TASK REQUIREMENTS =
The data below should be printed in full, exactly, and without any of its images.
[Start of DATA SUPPLIED]
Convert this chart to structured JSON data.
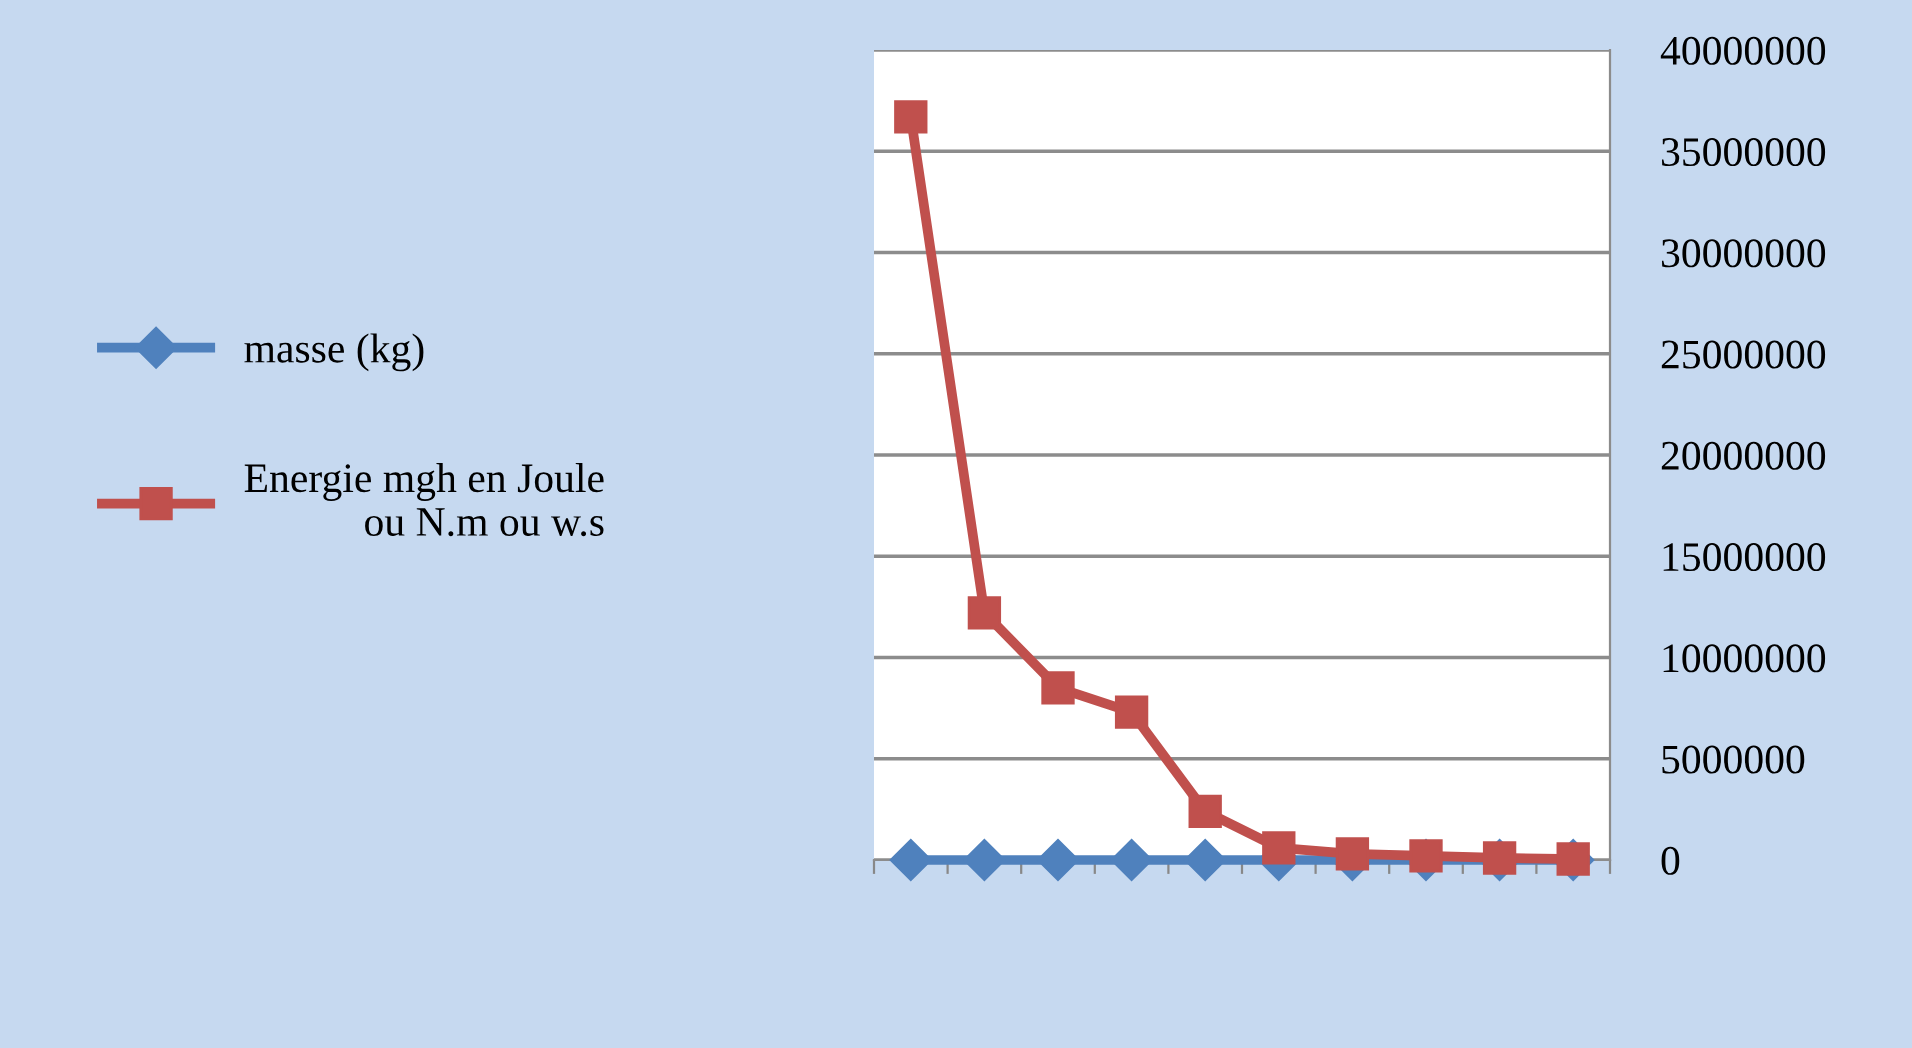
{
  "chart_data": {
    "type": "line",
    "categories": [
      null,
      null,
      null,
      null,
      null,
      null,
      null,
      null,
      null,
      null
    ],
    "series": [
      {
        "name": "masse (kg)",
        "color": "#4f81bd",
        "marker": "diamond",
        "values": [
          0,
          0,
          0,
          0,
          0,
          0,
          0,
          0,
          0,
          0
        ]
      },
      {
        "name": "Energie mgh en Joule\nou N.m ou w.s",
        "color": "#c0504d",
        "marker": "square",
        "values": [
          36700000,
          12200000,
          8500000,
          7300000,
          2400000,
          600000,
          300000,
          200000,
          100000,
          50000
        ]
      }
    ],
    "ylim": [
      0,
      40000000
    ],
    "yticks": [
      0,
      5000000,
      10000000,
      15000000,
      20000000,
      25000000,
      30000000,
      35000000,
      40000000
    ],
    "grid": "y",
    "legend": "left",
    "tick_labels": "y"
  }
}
[End of DATA SUPPLIED]
RESULT OF THE EXERCISE =
Convert this chart to structured JSON data.
{
  "chart_data": {
    "type": "line",
    "categories": [
      null,
      null,
      null,
      null,
      null,
      null,
      null,
      null,
      null,
      null
    ],
    "series": [
      {
        "name": "masse (kg)",
        "color": "#4f81bd",
        "marker": "diamond",
        "values": [
          0,
          0,
          0,
          0,
          0,
          0,
          0,
          0,
          0,
          0
        ]
      },
      {
        "name": "Energie mgh en Joule\nou N.m ou w.s",
        "color": "#c0504d",
        "marker": "square",
        "values": [
          36700000,
          12200000,
          8500000,
          7300000,
          2400000,
          600000,
          300000,
          200000,
          100000,
          50000
        ]
      }
    ],
    "ylim": [
      0,
      40000000
    ],
    "yticks": [
      0,
      5000000,
      10000000,
      15000000,
      20000000,
      25000000,
      30000000,
      35000000,
      40000000
    ],
    "grid": "y",
    "legend": "left",
    "tick_labels": "y"
  }
}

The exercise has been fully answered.